• **Given information**
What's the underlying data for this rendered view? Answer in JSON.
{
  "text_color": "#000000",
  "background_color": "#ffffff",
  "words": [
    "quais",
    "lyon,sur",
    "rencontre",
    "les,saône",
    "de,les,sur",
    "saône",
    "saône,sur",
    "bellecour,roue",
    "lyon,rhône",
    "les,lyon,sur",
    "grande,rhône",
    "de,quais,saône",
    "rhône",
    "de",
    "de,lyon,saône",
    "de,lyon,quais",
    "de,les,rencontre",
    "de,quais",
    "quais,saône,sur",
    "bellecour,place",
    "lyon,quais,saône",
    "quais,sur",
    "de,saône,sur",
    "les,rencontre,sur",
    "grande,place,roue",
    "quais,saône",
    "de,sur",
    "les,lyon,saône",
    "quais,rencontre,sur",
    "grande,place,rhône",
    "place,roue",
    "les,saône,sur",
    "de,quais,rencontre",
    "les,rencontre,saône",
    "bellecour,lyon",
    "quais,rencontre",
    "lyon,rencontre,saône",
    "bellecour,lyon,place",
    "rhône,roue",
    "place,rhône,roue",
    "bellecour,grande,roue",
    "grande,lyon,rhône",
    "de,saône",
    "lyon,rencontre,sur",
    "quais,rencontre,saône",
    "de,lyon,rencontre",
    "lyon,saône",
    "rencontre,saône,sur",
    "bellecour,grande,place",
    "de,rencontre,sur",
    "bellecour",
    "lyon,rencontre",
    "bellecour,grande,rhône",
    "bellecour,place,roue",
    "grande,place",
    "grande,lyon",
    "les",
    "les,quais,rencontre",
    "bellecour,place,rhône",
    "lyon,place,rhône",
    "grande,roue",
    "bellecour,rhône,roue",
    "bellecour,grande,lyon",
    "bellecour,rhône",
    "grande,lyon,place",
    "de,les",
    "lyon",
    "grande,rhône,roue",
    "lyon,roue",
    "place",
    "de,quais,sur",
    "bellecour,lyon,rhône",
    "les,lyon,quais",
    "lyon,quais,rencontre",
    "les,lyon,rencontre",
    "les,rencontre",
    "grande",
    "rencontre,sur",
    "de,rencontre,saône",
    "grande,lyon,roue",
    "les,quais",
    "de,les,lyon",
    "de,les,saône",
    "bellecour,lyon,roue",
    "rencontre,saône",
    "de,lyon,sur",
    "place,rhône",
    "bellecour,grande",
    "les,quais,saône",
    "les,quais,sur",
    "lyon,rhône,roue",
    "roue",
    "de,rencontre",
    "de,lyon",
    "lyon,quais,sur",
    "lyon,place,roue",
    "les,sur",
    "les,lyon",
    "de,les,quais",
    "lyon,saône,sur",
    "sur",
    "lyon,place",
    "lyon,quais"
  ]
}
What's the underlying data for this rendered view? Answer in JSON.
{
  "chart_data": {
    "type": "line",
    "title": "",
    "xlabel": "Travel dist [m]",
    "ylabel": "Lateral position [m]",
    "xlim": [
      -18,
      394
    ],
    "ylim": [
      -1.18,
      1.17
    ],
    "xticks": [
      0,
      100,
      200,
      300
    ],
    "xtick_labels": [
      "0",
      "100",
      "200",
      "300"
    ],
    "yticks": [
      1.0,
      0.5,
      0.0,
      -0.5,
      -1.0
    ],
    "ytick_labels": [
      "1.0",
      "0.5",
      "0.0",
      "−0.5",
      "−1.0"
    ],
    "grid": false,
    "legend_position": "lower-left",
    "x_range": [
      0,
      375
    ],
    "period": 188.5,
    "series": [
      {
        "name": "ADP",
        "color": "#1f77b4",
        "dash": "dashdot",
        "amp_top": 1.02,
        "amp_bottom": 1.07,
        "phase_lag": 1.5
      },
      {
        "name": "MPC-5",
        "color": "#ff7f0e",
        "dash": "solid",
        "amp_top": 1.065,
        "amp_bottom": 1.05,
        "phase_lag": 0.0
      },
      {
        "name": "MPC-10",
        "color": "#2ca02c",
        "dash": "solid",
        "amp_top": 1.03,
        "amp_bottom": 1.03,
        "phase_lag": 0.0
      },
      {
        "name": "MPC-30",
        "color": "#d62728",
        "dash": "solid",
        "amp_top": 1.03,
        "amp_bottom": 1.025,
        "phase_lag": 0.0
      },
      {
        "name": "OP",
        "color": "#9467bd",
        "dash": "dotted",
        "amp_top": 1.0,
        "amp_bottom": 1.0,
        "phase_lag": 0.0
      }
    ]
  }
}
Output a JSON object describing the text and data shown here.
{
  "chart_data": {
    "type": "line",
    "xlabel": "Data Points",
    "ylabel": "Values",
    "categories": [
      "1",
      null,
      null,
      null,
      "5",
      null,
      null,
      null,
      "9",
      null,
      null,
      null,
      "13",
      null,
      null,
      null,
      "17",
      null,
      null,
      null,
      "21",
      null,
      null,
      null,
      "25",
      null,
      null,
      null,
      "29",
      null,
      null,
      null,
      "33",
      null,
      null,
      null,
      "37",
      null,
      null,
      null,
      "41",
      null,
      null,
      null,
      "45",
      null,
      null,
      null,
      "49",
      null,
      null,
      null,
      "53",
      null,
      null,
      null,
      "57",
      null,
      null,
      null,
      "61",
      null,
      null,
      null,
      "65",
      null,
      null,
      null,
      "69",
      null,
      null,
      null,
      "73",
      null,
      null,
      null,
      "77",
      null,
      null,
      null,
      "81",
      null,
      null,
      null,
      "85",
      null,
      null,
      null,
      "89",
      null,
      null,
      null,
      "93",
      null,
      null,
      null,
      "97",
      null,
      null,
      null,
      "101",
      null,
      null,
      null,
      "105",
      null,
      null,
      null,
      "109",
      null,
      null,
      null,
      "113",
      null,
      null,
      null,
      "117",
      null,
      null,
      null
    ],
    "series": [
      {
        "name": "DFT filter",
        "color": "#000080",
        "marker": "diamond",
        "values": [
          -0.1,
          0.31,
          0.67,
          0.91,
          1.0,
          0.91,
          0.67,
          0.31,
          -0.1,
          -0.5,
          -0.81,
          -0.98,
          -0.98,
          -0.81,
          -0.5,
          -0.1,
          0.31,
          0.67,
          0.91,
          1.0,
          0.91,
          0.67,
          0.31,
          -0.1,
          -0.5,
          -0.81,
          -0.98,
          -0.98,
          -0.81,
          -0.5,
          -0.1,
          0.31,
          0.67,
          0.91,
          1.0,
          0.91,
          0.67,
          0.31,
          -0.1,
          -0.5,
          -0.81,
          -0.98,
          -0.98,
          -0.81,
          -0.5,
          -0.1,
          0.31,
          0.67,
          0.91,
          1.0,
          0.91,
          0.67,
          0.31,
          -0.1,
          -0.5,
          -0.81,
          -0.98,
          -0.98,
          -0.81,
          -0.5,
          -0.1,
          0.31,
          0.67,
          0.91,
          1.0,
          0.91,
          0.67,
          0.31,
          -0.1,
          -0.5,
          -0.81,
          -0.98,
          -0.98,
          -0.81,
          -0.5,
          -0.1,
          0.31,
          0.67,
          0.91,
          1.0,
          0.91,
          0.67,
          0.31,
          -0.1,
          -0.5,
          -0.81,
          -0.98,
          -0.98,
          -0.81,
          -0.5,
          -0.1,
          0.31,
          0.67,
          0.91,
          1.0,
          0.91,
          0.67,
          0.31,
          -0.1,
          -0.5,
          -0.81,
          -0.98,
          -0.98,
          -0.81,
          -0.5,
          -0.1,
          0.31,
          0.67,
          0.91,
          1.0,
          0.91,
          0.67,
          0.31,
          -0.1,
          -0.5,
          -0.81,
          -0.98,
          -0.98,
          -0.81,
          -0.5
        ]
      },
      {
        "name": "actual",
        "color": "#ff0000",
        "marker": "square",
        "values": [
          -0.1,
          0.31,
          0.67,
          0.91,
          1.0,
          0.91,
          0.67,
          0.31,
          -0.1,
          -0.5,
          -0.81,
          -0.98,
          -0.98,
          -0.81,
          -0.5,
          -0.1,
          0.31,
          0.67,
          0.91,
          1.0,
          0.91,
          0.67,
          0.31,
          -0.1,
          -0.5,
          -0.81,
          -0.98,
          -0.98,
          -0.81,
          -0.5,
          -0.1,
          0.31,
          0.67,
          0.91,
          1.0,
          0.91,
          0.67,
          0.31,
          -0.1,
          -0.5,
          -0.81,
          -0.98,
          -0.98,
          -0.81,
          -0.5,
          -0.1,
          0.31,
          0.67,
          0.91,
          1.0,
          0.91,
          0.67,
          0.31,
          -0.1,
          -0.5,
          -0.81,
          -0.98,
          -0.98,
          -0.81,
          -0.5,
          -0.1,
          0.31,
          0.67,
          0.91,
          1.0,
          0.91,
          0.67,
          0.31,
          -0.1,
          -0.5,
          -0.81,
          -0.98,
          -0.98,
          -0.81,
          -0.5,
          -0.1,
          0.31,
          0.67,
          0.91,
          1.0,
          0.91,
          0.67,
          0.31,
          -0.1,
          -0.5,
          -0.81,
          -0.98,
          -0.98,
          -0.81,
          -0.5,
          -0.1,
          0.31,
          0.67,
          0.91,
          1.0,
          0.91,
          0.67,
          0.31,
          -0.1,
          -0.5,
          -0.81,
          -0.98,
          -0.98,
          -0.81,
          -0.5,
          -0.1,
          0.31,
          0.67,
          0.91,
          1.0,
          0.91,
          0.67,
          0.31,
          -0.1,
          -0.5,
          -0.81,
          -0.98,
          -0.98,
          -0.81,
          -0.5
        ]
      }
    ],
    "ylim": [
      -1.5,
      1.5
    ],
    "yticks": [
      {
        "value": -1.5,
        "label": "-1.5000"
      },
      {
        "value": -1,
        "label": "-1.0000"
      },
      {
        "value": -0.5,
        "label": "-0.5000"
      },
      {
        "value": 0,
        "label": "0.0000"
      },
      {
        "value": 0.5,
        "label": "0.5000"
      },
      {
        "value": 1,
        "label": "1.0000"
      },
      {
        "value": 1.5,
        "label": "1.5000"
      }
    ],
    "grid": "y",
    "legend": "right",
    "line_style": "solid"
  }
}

• **Problem to solve**
Look through the entries above and count each line holding "ylabel"; report the count alone.

• **Response to this exercise**
2